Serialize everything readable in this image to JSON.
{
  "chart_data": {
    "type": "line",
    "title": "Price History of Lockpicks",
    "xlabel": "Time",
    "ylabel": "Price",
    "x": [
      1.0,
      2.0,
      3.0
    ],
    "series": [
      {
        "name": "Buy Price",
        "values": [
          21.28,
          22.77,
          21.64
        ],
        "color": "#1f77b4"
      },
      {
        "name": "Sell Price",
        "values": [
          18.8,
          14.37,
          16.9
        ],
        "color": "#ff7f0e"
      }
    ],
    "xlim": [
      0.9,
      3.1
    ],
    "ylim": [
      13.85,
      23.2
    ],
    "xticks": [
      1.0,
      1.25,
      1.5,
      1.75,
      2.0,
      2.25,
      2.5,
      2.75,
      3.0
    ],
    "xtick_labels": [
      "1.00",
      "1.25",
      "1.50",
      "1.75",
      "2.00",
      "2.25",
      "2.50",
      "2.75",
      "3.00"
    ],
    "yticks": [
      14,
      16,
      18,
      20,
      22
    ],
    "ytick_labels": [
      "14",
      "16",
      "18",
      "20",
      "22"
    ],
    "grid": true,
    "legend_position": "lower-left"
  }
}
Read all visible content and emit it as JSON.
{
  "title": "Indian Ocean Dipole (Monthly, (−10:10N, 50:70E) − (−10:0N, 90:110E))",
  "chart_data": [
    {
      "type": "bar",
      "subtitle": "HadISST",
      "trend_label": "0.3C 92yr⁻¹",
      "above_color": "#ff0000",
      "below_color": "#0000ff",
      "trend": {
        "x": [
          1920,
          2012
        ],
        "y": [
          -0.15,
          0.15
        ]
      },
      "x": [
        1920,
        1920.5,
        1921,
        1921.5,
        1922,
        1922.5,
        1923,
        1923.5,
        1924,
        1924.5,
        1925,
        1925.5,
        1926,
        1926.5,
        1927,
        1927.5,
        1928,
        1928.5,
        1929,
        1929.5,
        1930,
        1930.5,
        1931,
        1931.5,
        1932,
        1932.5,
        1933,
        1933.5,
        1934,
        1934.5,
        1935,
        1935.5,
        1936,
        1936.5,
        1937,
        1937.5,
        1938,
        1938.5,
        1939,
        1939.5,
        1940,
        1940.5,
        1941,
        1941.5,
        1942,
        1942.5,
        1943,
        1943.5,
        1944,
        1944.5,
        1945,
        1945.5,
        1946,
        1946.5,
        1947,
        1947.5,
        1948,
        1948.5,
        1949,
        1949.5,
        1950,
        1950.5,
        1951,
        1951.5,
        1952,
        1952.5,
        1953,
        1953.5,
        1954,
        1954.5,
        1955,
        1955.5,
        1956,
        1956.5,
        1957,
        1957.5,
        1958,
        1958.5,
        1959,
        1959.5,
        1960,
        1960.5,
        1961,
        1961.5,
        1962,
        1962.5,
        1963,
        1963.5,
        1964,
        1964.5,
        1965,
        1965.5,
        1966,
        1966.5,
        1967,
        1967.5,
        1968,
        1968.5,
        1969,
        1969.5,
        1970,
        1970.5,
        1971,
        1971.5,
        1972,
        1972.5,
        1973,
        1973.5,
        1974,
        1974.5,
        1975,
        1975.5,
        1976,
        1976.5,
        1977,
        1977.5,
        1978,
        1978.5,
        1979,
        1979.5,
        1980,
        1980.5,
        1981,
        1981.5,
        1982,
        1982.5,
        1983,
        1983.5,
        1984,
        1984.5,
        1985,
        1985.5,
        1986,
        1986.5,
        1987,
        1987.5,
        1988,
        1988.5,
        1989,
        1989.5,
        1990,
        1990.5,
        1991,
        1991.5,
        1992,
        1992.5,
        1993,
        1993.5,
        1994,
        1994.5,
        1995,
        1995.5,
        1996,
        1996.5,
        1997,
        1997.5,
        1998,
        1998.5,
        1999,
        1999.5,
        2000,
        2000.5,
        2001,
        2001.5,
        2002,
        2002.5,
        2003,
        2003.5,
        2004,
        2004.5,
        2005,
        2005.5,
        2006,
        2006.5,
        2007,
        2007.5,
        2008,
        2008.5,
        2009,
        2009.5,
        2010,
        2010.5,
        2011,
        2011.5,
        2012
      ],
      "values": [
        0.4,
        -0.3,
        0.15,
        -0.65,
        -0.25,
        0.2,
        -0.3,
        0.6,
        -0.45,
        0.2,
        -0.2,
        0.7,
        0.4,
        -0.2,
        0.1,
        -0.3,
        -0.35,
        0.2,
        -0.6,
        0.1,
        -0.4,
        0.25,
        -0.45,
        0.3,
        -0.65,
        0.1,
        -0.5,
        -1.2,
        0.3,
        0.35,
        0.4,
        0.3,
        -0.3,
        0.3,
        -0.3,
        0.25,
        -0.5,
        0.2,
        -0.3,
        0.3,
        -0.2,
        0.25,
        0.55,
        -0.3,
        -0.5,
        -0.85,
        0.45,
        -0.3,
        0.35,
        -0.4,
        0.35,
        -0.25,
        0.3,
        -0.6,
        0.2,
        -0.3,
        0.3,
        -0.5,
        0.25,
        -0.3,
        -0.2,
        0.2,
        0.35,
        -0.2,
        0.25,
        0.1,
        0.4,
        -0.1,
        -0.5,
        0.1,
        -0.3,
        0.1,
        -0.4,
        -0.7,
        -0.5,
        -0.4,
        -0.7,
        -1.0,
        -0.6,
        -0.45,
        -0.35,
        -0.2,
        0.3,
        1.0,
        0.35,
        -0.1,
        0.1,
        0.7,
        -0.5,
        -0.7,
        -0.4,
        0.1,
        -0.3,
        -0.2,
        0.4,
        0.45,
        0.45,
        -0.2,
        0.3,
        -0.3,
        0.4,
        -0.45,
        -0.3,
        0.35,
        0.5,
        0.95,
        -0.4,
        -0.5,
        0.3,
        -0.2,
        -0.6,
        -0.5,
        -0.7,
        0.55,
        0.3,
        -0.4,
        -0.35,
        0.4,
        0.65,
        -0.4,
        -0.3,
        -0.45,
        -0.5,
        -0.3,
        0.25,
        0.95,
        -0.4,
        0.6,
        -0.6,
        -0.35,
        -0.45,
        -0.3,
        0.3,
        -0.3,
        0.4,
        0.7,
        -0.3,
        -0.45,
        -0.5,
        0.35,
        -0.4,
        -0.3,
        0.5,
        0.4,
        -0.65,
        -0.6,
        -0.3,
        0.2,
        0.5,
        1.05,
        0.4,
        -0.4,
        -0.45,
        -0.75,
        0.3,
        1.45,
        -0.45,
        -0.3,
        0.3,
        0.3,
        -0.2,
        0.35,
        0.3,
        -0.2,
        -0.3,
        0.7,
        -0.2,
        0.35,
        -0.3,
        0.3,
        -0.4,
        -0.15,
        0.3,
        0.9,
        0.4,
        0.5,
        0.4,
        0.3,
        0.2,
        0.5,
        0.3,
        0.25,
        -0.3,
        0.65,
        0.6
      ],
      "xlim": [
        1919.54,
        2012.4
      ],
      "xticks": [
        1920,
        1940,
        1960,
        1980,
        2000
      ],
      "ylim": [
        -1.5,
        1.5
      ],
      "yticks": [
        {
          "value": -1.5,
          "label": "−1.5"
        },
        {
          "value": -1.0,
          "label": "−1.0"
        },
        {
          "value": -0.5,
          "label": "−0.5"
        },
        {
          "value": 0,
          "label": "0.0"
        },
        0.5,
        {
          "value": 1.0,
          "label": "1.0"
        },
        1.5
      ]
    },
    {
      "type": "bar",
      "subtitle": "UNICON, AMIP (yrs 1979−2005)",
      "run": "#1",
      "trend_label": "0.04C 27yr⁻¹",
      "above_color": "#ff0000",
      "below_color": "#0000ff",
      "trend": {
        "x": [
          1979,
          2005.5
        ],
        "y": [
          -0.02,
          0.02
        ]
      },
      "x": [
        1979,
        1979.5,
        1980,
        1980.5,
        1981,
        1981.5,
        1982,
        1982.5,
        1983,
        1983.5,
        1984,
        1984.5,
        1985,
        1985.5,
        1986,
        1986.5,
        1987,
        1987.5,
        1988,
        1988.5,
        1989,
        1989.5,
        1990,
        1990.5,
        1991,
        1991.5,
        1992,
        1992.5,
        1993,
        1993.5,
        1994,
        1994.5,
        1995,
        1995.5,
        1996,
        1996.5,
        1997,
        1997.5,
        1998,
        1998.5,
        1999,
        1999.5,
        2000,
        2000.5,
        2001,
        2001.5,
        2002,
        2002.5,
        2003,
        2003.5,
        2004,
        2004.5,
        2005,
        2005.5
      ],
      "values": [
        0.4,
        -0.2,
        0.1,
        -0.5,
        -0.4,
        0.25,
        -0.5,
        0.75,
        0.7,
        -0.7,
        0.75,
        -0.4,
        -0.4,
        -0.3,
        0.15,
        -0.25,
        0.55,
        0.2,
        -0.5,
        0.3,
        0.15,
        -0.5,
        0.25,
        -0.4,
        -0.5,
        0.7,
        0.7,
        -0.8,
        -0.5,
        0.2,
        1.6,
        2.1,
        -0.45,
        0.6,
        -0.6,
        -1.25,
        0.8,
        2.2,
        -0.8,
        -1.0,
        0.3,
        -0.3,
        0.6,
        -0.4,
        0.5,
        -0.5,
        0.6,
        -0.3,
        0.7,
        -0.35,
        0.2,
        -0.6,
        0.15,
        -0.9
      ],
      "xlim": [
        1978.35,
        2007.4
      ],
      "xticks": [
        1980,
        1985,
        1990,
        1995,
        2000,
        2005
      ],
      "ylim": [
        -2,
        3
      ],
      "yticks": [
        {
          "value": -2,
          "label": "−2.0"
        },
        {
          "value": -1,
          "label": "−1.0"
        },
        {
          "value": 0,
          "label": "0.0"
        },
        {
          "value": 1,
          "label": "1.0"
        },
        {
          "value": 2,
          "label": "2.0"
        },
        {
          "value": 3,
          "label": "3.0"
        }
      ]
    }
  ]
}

○ ○ ○ ○ ○ ○ ○

THE EXERCISE >> Using the records above, gather all lines where the string "JSON" is present.

REPLY TO THE EXERCISE >>
Serialize everything readable in this image to JSON.
Read all visible content and emit it as JSON.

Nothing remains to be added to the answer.